Pictures aside, write out every record exactly as it appears.
-- begin SUPPLIED RECORDS --
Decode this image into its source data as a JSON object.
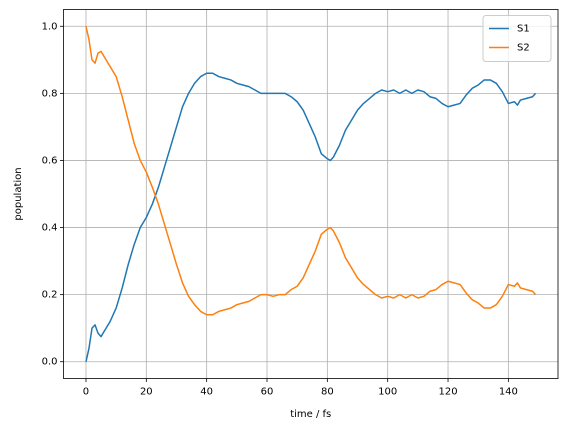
{
  "chart_data": {
    "type": "line",
    "xlabel": "time / fs",
    "ylabel": "population",
    "x": [
      0,
      1,
      2,
      3,
      4,
      5,
      6,
      8,
      10,
      12,
      14,
      16,
      18,
      20,
      22,
      24,
      26,
      28,
      30,
      32,
      34,
      36,
      38,
      40,
      42,
      44,
      46,
      48,
      50,
      52,
      54,
      56,
      58,
      60,
      62,
      64,
      66,
      68,
      70,
      72,
      74,
      76,
      78,
      80,
      81,
      82,
      84,
      86,
      88,
      90,
      92,
      94,
      96,
      98,
      100,
      102,
      104,
      106,
      108,
      110,
      112,
      114,
      116,
      118,
      120,
      122,
      124,
      126,
      128,
      130,
      132,
      134,
      136,
      138,
      140,
      142,
      143,
      144,
      146,
      148,
      149
    ],
    "series": [
      {
        "name": "S1",
        "color": "#1f77b4",
        "values": [
          0.0,
          0.04,
          0.1,
          0.11,
          0.085,
          0.075,
          0.09,
          0.12,
          0.16,
          0.22,
          0.29,
          0.35,
          0.4,
          0.43,
          0.47,
          0.52,
          0.58,
          0.64,
          0.7,
          0.76,
          0.8,
          0.83,
          0.85,
          0.86,
          0.86,
          0.85,
          0.845,
          0.84,
          0.83,
          0.825,
          0.82,
          0.81,
          0.8,
          0.8,
          0.8,
          0.8,
          0.8,
          0.79,
          0.775,
          0.75,
          0.71,
          0.67,
          0.62,
          0.605,
          0.6,
          0.61,
          0.645,
          0.69,
          0.72,
          0.75,
          0.77,
          0.785,
          0.8,
          0.81,
          0.805,
          0.81,
          0.8,
          0.81,
          0.8,
          0.81,
          0.805,
          0.79,
          0.785,
          0.77,
          0.76,
          0.765,
          0.77,
          0.795,
          0.815,
          0.825,
          0.84,
          0.84,
          0.83,
          0.805,
          0.77,
          0.775,
          0.765,
          0.78,
          0.785,
          0.79,
          0.8
        ]
      },
      {
        "name": "S2",
        "color": "#ff7f0e",
        "values": [
          1.0,
          0.96,
          0.9,
          0.89,
          0.92,
          0.925,
          0.91,
          0.88,
          0.85,
          0.79,
          0.72,
          0.65,
          0.6,
          0.565,
          0.52,
          0.47,
          0.41,
          0.35,
          0.29,
          0.235,
          0.195,
          0.17,
          0.15,
          0.14,
          0.14,
          0.15,
          0.155,
          0.16,
          0.17,
          0.175,
          0.18,
          0.19,
          0.2,
          0.2,
          0.195,
          0.2,
          0.2,
          0.215,
          0.225,
          0.25,
          0.29,
          0.33,
          0.38,
          0.395,
          0.4,
          0.39,
          0.355,
          0.31,
          0.28,
          0.25,
          0.23,
          0.215,
          0.2,
          0.19,
          0.195,
          0.19,
          0.2,
          0.19,
          0.2,
          0.19,
          0.195,
          0.21,
          0.215,
          0.23,
          0.24,
          0.235,
          0.23,
          0.205,
          0.185,
          0.175,
          0.16,
          0.16,
          0.17,
          0.195,
          0.23,
          0.225,
          0.235,
          0.22,
          0.215,
          0.21,
          0.2
        ]
      }
    ],
    "xlim": [
      -7.45,
      156.45
    ],
    "ylim": [
      -0.05,
      1.05
    ],
    "xticks": [
      0,
      20,
      40,
      60,
      80,
      100,
      120,
      140
    ],
    "yticks": [
      {
        "value": 0.0,
        "label": "0.0"
      },
      0.2,
      0.4,
      0.6,
      0.8,
      {
        "value": 1.0,
        "label": "1.0"
      }
    ],
    "grid": true,
    "legend": "upper right"
  }
}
-- end SUPPLIED RECORDS --
FULL SOLUTION:
Decode this image into its source data as a JSON object.
{
  "chart_data": {
    "type": "line",
    "xlabel": "time / fs",
    "ylabel": "population",
    "x": [
      0,
      1,
      2,
      3,
      4,
      5,
      6,
      8,
      10,
      12,
      14,
      16,
      18,
      20,
      22,
      24,
      26,
      28,
      30,
      32,
      34,
      36,
      38,
      40,
      42,
      44,
      46,
      48,
      50,
      52,
      54,
      56,
      58,
      60,
      62,
      64,
      66,
      68,
      70,
      72,
      74,
      76,
      78,
      80,
      81,
      82,
      84,
      86,
      88,
      90,
      92,
      94,
      96,
      98,
      100,
      102,
      104,
      106,
      108,
      110,
      112,
      114,
      116,
      118,
      120,
      122,
      124,
      126,
      128,
      130,
      132,
      134,
      136,
      138,
      140,
      142,
      143,
      144,
      146,
      148,
      149
    ],
    "series": [
      {
        "name": "S1",
        "color": "#1f77b4",
        "values": [
          0.0,
          0.04,
          0.1,
          0.11,
          0.085,
          0.075,
          0.09,
          0.12,
          0.16,
          0.22,
          0.29,
          0.35,
          0.4,
          0.43,
          0.47,
          0.52,
          0.58,
          0.64,
          0.7,
          0.76,
          0.8,
          0.83,
          0.85,
          0.86,
          0.86,
          0.85,
          0.845,
          0.84,
          0.83,
          0.825,
          0.82,
          0.81,
          0.8,
          0.8,
          0.8,
          0.8,
          0.8,
          0.79,
          0.775,
          0.75,
          0.71,
          0.67,
          0.62,
          0.605,
          0.6,
          0.61,
          0.645,
          0.69,
          0.72,
          0.75,
          0.77,
          0.785,
          0.8,
          0.81,
          0.805,
          0.81,
          0.8,
          0.81,
          0.8,
          0.81,
          0.805,
          0.79,
          0.785,
          0.77,
          0.76,
          0.765,
          0.77,
          0.795,
          0.815,
          0.825,
          0.84,
          0.84,
          0.83,
          0.805,
          0.77,
          0.775,
          0.765,
          0.78,
          0.785,
          0.79,
          0.8
        ]
      },
      {
        "name": "S2",
        "color": "#ff7f0e",
        "values": [
          1.0,
          0.96,
          0.9,
          0.89,
          0.92,
          0.925,
          0.91,
          0.88,
          0.85,
          0.79,
          0.72,
          0.65,
          0.6,
          0.565,
          0.52,
          0.47,
          0.41,
          0.35,
          0.29,
          0.235,
          0.195,
          0.17,
          0.15,
          0.14,
          0.14,
          0.15,
          0.155,
          0.16,
          0.17,
          0.175,
          0.18,
          0.19,
          0.2,
          0.2,
          0.195,
          0.2,
          0.2,
          0.215,
          0.225,
          0.25,
          0.29,
          0.33,
          0.38,
          0.395,
          0.4,
          0.39,
          0.355,
          0.31,
          0.28,
          0.25,
          0.23,
          0.215,
          0.2,
          0.19,
          0.195,
          0.19,
          0.2,
          0.19,
          0.2,
          0.19,
          0.195,
          0.21,
          0.215,
          0.23,
          0.24,
          0.235,
          0.23,
          0.205,
          0.185,
          0.175,
          0.16,
          0.16,
          0.17,
          0.195,
          0.23,
          0.225,
          0.235,
          0.22,
          0.215,
          0.21,
          0.2
        ]
      }
    ],
    "xlim": [
      -7.45,
      156.45
    ],
    "ylim": [
      -0.05,
      1.05
    ],
    "xticks": [
      0,
      20,
      40,
      60,
      80,
      100,
      120,
      140
    ],
    "yticks": [
      {
        "value": 0.0,
        "label": "0.0"
      },
      0.2,
      0.4,
      0.6,
      0.8,
      {
        "value": 1.0,
        "label": "1.0"
      }
    ],
    "grid": true,
    "legend": "upper right"
  }
}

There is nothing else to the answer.